-- Material provided start --

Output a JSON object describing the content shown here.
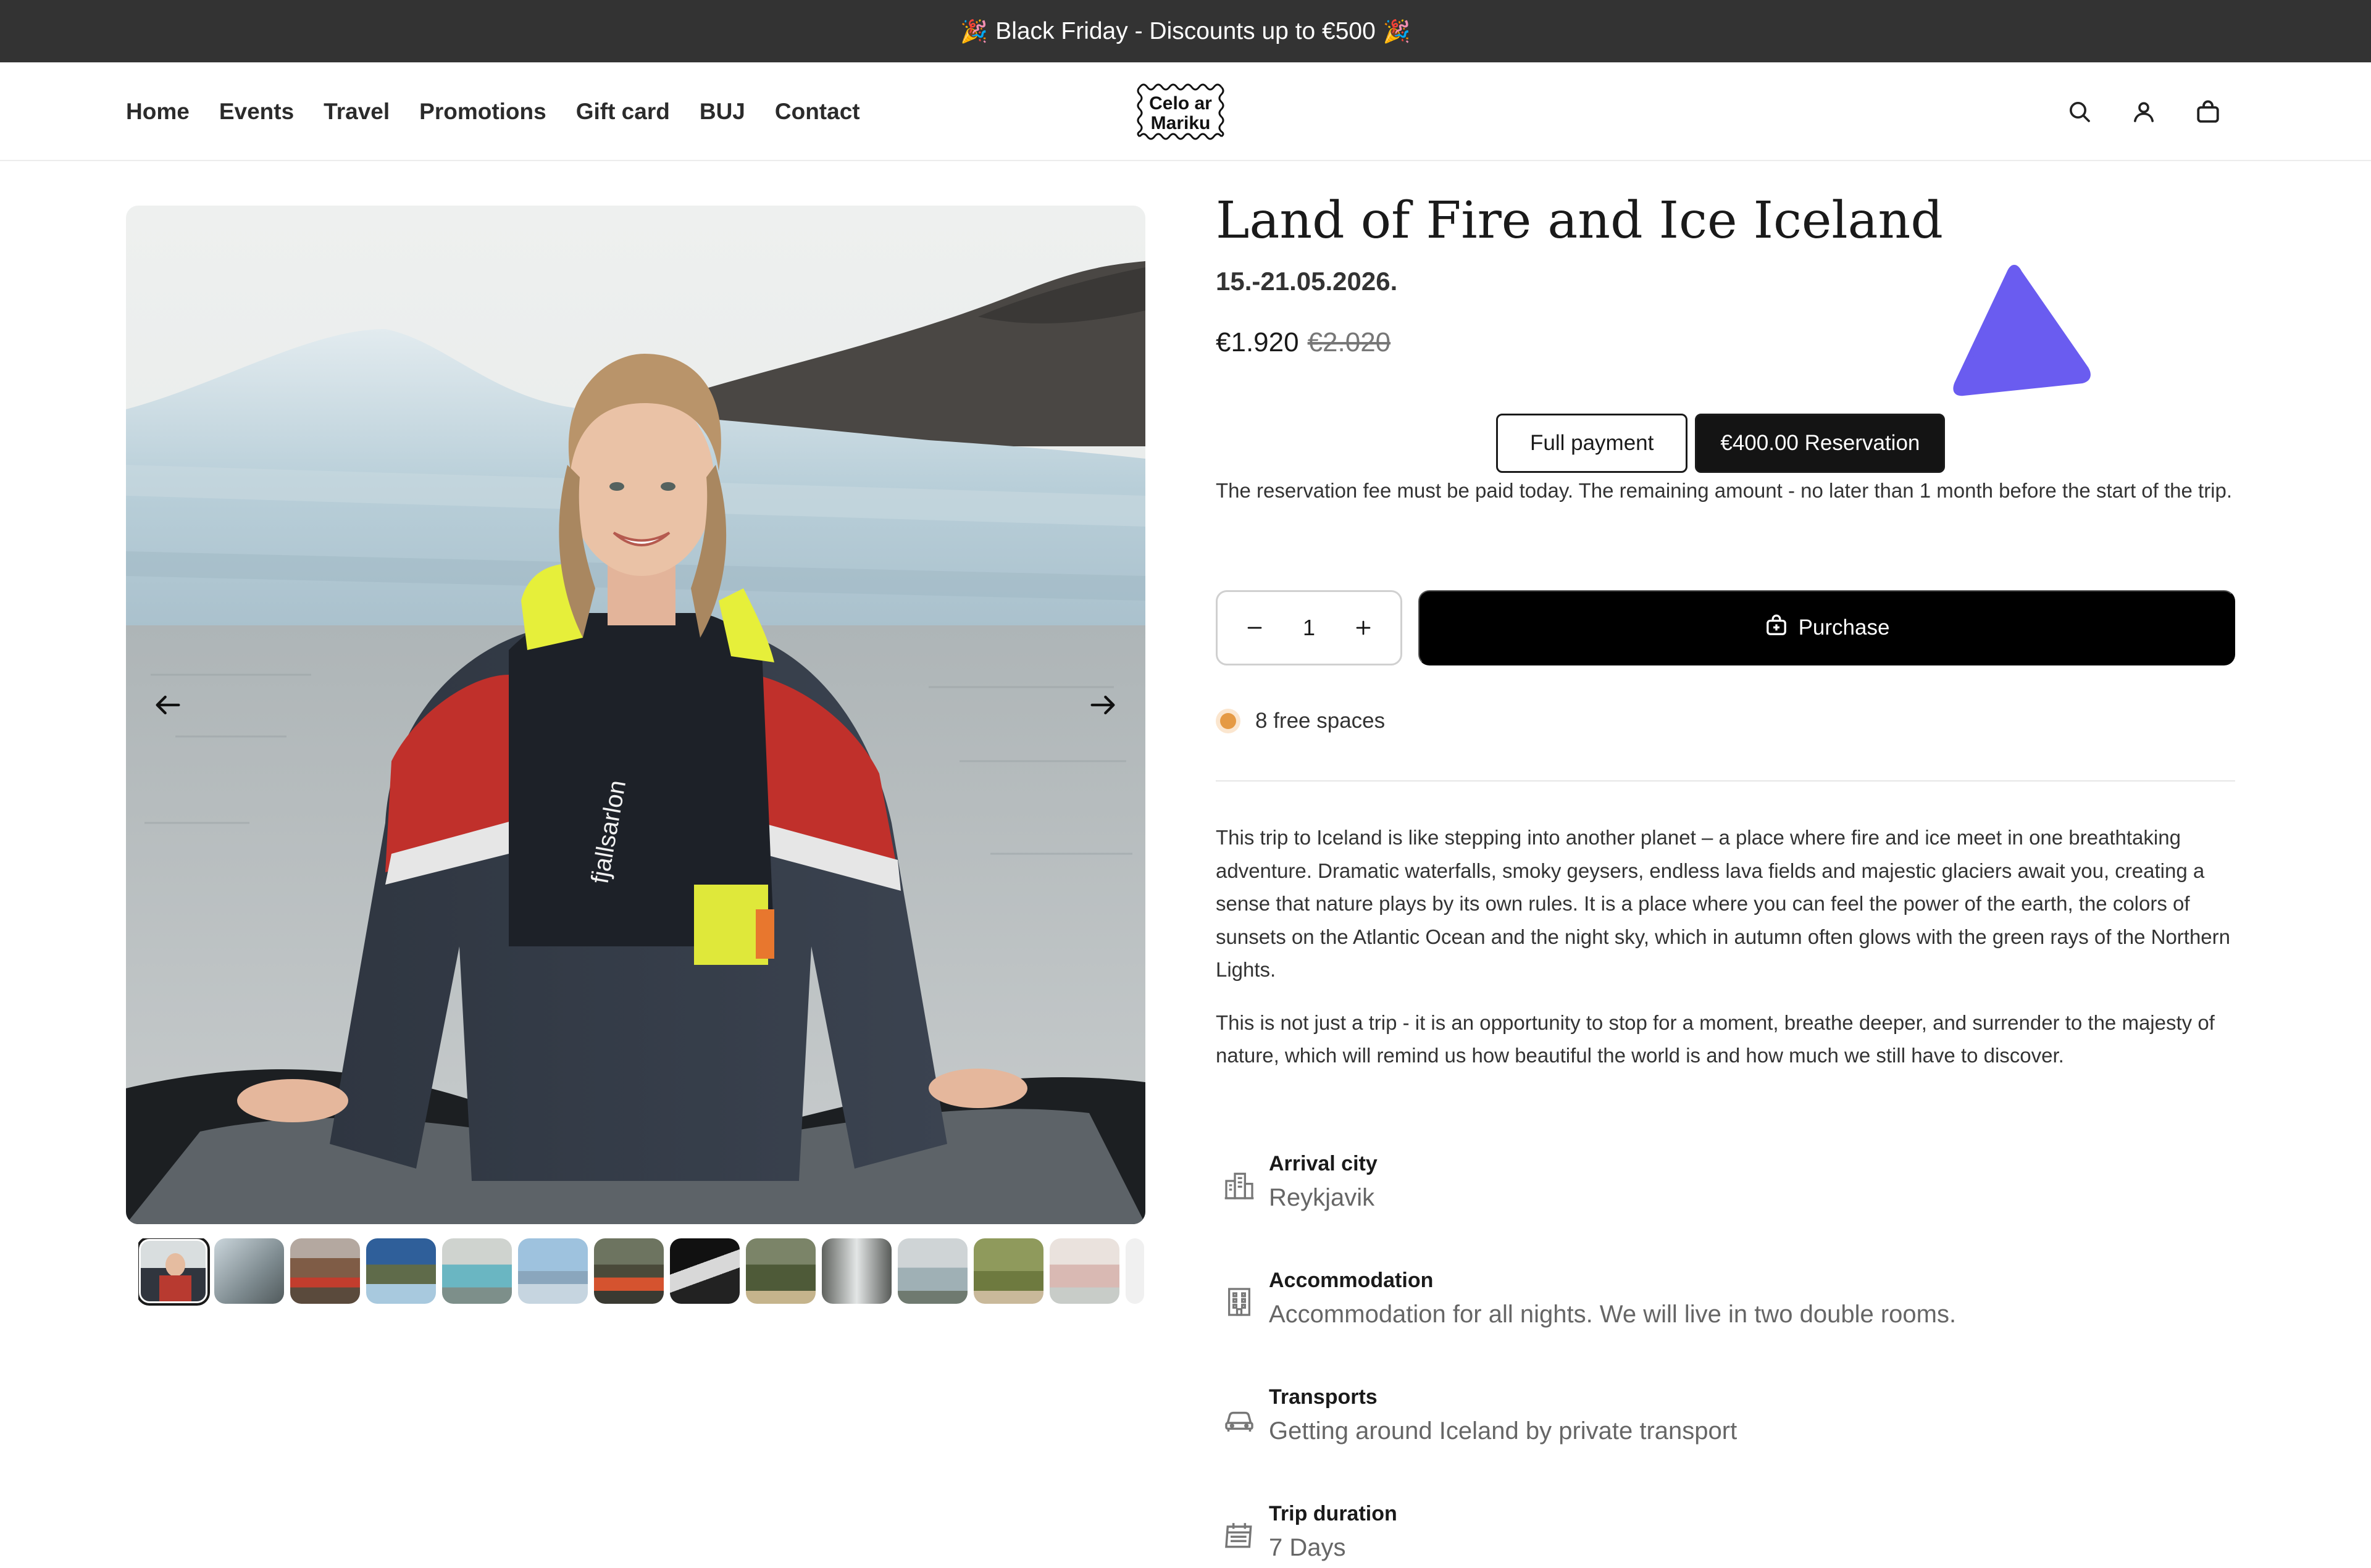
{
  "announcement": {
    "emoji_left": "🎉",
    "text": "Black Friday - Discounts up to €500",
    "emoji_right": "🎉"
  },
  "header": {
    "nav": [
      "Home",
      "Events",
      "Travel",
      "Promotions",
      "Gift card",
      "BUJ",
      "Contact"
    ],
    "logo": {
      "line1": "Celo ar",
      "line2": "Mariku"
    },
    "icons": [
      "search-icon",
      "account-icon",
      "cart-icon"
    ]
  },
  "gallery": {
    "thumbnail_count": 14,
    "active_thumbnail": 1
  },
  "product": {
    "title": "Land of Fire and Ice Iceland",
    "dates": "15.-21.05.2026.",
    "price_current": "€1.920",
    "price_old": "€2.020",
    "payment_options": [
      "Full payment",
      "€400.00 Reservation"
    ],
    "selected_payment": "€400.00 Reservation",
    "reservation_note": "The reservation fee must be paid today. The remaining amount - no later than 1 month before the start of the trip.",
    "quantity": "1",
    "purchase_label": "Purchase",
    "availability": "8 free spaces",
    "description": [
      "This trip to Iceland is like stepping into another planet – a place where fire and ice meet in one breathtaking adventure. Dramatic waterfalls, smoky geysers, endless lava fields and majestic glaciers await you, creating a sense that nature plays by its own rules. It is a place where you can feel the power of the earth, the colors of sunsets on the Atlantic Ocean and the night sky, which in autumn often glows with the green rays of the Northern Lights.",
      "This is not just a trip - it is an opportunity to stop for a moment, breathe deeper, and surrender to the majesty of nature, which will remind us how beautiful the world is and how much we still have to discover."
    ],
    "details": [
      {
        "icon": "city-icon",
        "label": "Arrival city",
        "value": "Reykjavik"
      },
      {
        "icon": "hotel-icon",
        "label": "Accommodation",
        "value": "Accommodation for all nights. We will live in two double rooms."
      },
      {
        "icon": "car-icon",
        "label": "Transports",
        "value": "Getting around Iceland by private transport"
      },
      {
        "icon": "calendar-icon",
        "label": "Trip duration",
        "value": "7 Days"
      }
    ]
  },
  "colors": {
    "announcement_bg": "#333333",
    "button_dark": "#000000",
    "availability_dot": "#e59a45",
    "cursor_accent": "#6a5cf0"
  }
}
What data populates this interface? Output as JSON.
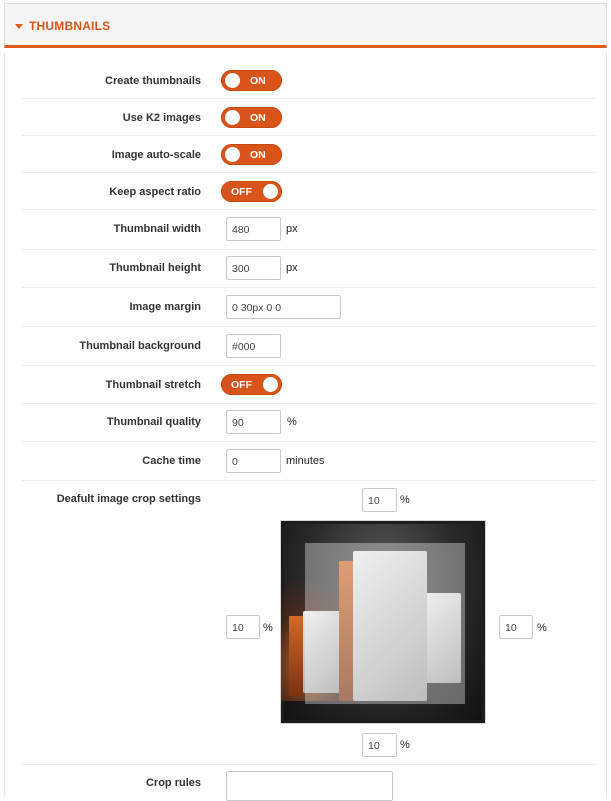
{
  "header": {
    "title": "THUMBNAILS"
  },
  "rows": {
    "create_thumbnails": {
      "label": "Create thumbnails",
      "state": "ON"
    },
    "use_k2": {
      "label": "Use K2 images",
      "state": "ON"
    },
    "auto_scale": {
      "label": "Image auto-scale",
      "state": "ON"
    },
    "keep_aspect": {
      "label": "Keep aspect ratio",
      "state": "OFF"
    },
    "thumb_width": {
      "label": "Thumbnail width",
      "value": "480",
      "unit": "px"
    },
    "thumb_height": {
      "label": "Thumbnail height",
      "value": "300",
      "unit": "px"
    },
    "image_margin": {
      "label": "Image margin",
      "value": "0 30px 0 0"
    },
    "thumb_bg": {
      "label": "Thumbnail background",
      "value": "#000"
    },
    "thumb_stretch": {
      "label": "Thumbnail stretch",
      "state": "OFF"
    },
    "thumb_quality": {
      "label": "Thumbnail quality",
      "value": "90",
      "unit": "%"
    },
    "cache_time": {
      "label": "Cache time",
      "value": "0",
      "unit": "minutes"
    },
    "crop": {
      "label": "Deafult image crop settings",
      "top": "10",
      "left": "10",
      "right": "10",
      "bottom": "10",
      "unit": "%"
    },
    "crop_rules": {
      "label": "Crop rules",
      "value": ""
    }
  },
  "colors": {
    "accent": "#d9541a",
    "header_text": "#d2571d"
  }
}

-- Material provided end --

#### [Task requirements]
Copy all of the entries verbatim, leaving out any pictures they contain.

#### [Task output]
Output a JSON object describing the content shown here.
{
  "announcement": {
    "emoji_left": "🎉",
    "text": "Black Friday - Discounts up to €500",
    "emoji_right": "🎉"
  },
  "header": {
    "nav": [
      "Home",
      "Events",
      "Travel",
      "Promotions",
      "Gift card",
      "BUJ",
      "Contact"
    ],
    "logo": {
      "line1": "Celo ar",
      "line2": "Mariku"
    },
    "icons": [
      "search-icon",
      "account-icon",
      "cart-icon"
    ]
  },
  "gallery": {
    "thumbnail_count": 14,
    "active_thumbnail": 1
  },
  "product": {
    "title": "Land of Fire and Ice Iceland",
    "dates": "15.-21.05.2026.",
    "price_current": "€1.920",
    "price_old": "€2.020",
    "payment_options": [
      "Full payment",
      "€400.00 Reservation"
    ],
    "selected_payment": "€400.00 Reservation",
    "reservation_note": "The reservation fee must be paid today. The remaining amount - no later than 1 month before the start of the trip.",
    "quantity": "1",
    "purchase_label": "Purchase",
    "availability": "8 free spaces",
    "description": [
      "This trip to Iceland is like stepping into another planet – a place where fire and ice meet in one breathtaking adventure. Dramatic waterfalls, smoky geysers, endless lava fields and majestic glaciers await you, creating a sense that nature plays by its own rules. It is a place where you can feel the power of the earth, the colors of sunsets on the Atlantic Ocean and the night sky, which in autumn often glows with the green rays of the Northern Lights.",
      "This is not just a trip - it is an opportunity to stop for a moment, breathe deeper, and surrender to the majesty of nature, which will remind us how beautiful the world is and how much we still have to discover."
    ],
    "details": [
      {
        "icon": "city-icon",
        "label": "Arrival city",
        "value": "Reykjavik"
      },
      {
        "icon": "hotel-icon",
        "label": "Accommodation",
        "value": "Accommodation for all nights. We will live in two double rooms."
      },
      {
        "icon": "car-icon",
        "label": "Transports",
        "value": "Getting around Iceland by private transport"
      },
      {
        "icon": "calendar-icon",
        "label": "Trip duration",
        "value": "7 Days"
      }
    ]
  },
  "colors": {
    "announcement_bg": "#333333",
    "button_dark": "#000000",
    "availability_dot": "#e59a45",
    "cursor_accent": "#6a5cf0"
  }
}
What data populates this interface? Output as JSON.
{
  "header": {
    "title": "THUMBNAILS"
  },
  "rows": {
    "create_thumbnails": {
      "label": "Create thumbnails",
      "state": "ON"
    },
    "use_k2": {
      "label": "Use K2 images",
      "state": "ON"
    },
    "auto_scale": {
      "label": "Image auto-scale",
      "state": "ON"
    },
    "keep_aspect": {
      "label": "Keep aspect ratio",
      "state": "OFF"
    },
    "thumb_width": {
      "label": "Thumbnail width",
      "value": "480",
      "unit": "px"
    },
    "thumb_height": {
      "label": "Thumbnail height",
      "value": "300",
      "unit": "px"
    },
    "image_margin": {
      "label": "Image margin",
      "value": "0 30px 0 0"
    },
    "thumb_bg": {
      "label": "Thumbnail background",
      "value": "#000"
    },
    "thumb_stretch": {
      "label": "Thumbnail stretch",
      "state": "OFF"
    },
    "thumb_quality": {
      "label": "Thumbnail quality",
      "value": "90",
      "unit": "%"
    },
    "cache_time": {
      "label": "Cache time",
      "value": "0",
      "unit": "minutes"
    },
    "crop": {
      "label": "Deafult image crop settings",
      "top": "10",
      "left": "10",
      "right": "10",
      "bottom": "10",
      "unit": "%"
    },
    "crop_rules": {
      "label": "Crop rules",
      "value": ""
    }
  },
  "colors": {
    "accent": "#d9541a",
    "header_text": "#d2571d"
  }
}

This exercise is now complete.